DATA TO PROCESS >>
(begin)

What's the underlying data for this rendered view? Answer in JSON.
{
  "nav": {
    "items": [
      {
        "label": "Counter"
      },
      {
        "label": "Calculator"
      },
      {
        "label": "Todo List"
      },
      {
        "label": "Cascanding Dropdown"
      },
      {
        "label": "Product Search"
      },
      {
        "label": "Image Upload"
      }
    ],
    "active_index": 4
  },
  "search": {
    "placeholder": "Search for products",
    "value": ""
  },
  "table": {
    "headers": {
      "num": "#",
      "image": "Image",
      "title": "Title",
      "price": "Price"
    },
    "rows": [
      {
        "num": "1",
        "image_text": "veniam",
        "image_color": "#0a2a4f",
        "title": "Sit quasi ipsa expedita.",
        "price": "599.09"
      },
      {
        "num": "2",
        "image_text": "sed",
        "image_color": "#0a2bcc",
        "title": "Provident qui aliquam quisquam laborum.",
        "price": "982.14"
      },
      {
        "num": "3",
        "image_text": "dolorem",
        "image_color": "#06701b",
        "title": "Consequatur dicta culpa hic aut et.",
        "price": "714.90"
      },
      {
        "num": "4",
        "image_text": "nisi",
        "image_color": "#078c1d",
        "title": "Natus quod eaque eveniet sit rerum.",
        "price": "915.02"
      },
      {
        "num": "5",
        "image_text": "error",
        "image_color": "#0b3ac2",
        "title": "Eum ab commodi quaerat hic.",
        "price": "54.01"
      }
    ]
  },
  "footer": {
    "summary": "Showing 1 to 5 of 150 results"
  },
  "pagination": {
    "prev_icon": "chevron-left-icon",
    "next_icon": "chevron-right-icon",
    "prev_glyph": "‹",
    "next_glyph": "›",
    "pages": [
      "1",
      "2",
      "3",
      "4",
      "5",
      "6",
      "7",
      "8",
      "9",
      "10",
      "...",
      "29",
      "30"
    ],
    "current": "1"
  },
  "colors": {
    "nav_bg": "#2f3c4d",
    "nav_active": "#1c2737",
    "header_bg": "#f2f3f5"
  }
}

(end)

All lines holding the word "price" should be picked out and copied.

WORKED ANSWER >>
      "price": "Price"
        "price": "599.09"
        "price": "982.14"
        "price": "714.90"
        "price": "915.02"
        "price": "54.01"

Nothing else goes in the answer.